◆ Requirements
Below are some records. Count the lines with "giới" in them and give nothing but the total.

◆ Dataset rows
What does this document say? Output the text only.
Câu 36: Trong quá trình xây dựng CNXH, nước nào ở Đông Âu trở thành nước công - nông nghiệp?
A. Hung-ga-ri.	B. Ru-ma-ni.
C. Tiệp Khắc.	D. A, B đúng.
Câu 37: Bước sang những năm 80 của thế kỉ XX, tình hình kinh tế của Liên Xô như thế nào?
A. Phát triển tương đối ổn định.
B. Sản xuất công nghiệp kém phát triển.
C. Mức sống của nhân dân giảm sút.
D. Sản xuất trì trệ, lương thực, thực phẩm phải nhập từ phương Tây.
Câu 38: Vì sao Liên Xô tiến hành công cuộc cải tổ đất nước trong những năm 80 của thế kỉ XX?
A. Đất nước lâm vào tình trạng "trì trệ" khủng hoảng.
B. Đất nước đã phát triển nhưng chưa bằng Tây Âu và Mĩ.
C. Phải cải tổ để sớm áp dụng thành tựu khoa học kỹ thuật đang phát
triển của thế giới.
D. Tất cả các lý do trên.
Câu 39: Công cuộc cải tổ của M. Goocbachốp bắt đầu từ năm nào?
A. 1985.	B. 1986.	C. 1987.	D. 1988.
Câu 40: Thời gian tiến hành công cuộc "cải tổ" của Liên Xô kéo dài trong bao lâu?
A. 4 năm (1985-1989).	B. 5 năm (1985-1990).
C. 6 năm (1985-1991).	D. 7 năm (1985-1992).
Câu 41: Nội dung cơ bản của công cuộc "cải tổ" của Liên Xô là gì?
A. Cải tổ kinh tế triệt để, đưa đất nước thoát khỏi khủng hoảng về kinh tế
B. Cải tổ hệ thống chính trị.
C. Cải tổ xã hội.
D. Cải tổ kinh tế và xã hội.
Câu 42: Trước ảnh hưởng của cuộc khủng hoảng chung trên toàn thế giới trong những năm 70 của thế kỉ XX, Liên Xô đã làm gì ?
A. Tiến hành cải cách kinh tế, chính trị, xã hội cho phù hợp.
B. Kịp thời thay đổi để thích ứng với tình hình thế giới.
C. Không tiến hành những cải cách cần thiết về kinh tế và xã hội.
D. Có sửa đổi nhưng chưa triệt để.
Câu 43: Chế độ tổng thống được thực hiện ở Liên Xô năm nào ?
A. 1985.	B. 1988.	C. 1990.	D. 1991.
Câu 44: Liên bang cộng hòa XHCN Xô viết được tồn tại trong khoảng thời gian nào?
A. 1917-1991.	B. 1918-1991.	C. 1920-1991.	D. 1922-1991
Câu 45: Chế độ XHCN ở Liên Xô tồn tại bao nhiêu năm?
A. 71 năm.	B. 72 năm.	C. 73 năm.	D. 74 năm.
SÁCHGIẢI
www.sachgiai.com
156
---
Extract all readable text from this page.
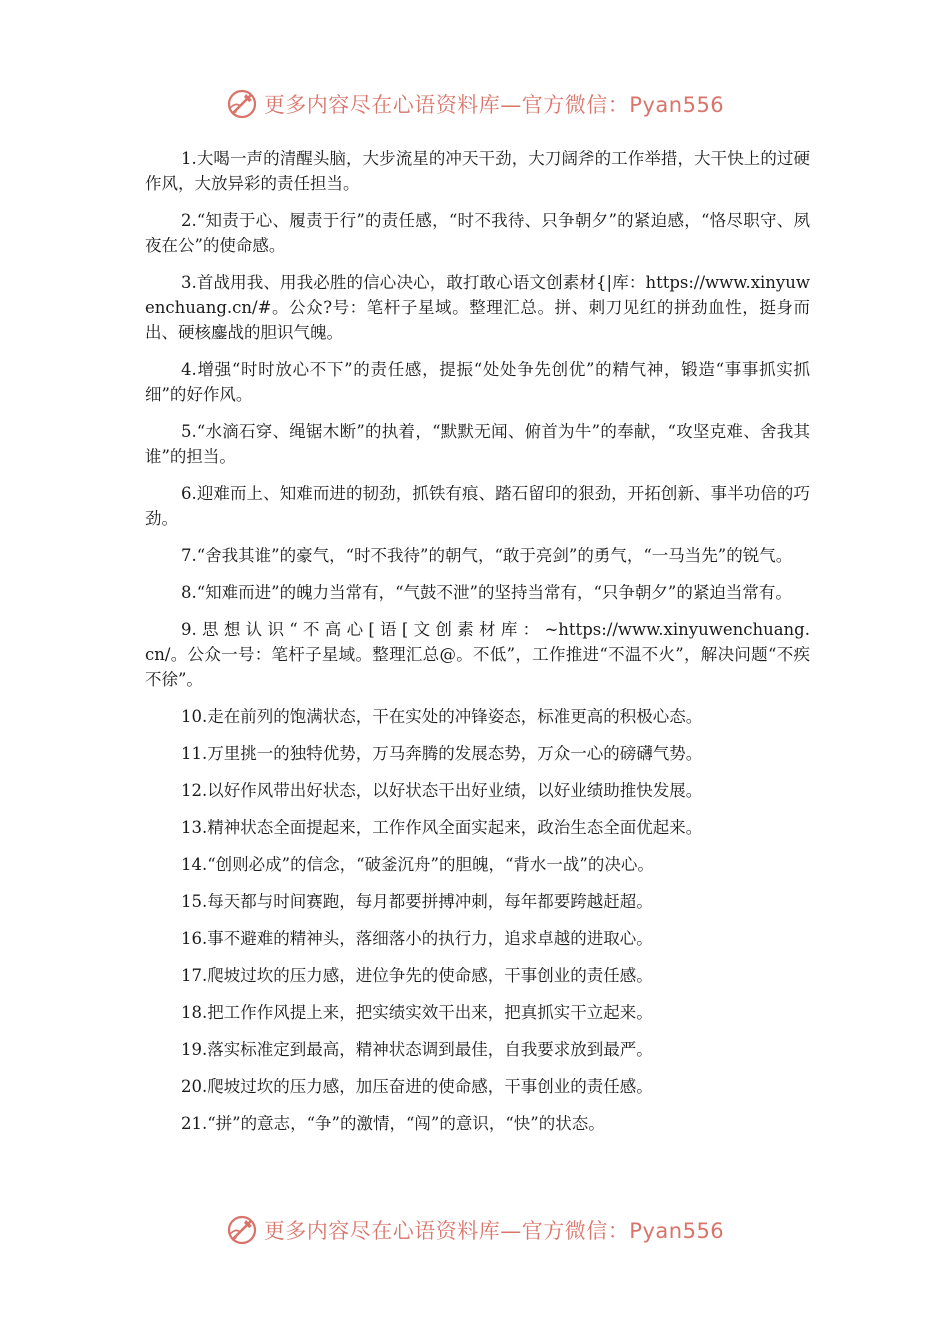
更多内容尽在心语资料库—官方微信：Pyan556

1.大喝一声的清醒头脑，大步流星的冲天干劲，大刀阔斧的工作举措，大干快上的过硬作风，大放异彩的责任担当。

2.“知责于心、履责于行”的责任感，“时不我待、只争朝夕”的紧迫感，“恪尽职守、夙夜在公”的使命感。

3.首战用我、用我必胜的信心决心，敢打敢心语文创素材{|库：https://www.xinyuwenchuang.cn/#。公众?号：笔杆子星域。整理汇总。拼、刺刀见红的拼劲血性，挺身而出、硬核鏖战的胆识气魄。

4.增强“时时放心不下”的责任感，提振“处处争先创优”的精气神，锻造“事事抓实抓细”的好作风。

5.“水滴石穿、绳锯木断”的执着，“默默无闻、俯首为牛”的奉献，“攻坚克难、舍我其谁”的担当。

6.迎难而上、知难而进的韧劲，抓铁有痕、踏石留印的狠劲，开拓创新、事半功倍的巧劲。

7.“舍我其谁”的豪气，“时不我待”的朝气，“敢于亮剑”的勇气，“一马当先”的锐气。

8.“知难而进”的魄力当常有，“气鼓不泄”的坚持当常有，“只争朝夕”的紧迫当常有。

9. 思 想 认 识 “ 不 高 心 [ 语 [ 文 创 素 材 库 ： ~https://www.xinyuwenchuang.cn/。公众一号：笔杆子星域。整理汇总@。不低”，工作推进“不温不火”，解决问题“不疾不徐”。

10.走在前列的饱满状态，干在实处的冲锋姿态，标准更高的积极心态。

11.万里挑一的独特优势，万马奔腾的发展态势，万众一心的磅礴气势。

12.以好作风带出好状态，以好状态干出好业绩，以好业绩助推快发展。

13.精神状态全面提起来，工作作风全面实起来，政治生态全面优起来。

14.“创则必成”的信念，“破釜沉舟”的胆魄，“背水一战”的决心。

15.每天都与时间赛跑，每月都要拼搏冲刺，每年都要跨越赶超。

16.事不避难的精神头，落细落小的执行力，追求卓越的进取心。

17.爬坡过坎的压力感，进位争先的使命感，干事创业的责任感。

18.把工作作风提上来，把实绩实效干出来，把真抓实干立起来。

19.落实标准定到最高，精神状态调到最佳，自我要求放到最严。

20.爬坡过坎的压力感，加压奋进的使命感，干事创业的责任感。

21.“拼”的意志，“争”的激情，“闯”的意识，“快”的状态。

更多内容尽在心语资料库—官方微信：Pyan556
* * *
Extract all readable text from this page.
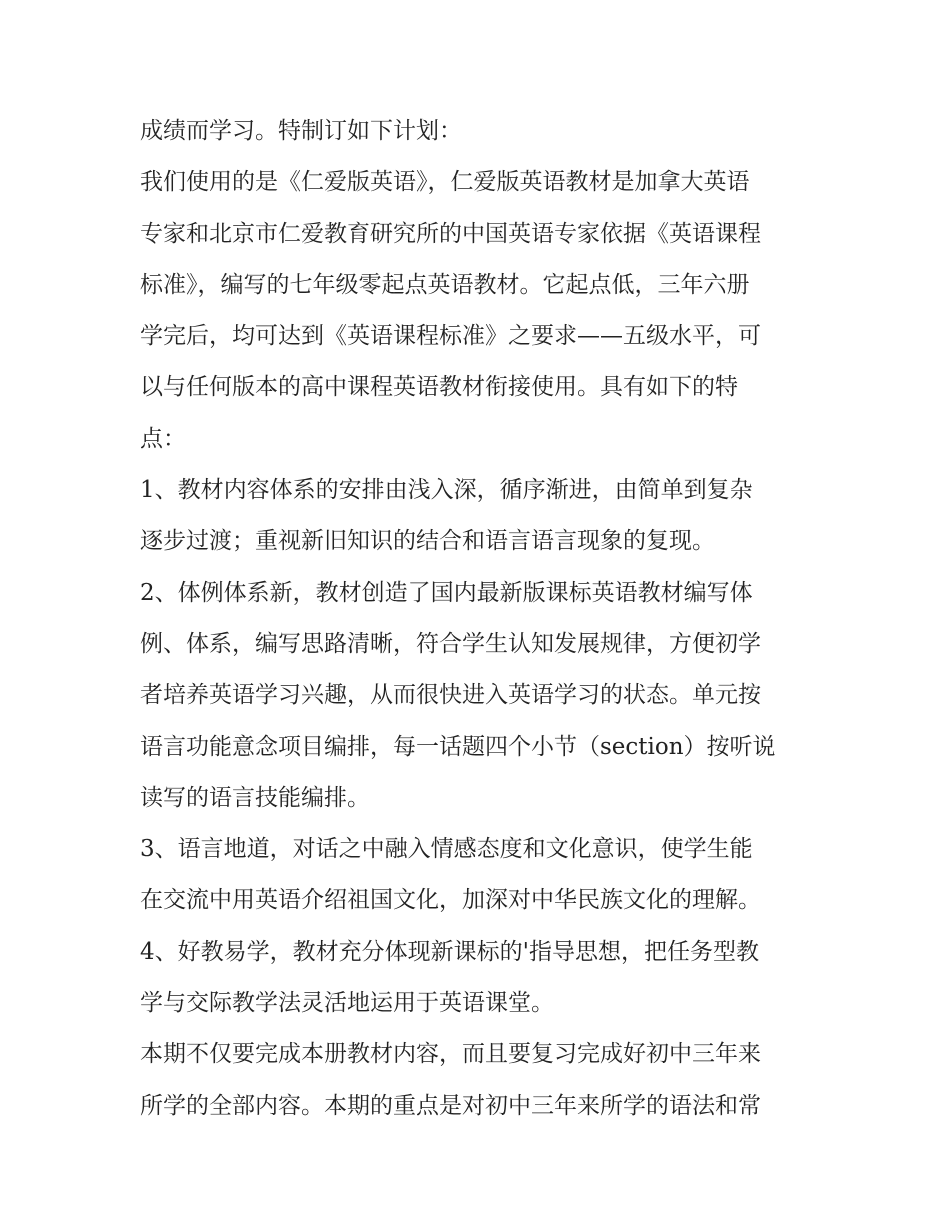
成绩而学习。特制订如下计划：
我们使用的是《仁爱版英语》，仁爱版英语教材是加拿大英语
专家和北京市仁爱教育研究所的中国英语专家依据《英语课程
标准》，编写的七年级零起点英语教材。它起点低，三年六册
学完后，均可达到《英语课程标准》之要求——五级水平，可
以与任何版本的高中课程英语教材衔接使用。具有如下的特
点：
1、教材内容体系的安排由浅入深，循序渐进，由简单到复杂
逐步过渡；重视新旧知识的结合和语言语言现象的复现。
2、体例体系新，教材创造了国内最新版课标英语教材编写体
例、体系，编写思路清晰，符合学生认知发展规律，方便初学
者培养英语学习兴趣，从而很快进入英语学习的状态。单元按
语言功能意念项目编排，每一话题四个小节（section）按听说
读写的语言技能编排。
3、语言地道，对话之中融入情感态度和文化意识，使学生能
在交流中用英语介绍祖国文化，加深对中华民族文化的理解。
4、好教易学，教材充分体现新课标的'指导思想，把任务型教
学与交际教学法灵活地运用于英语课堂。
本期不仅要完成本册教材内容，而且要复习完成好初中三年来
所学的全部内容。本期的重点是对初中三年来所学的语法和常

◆ Full response
3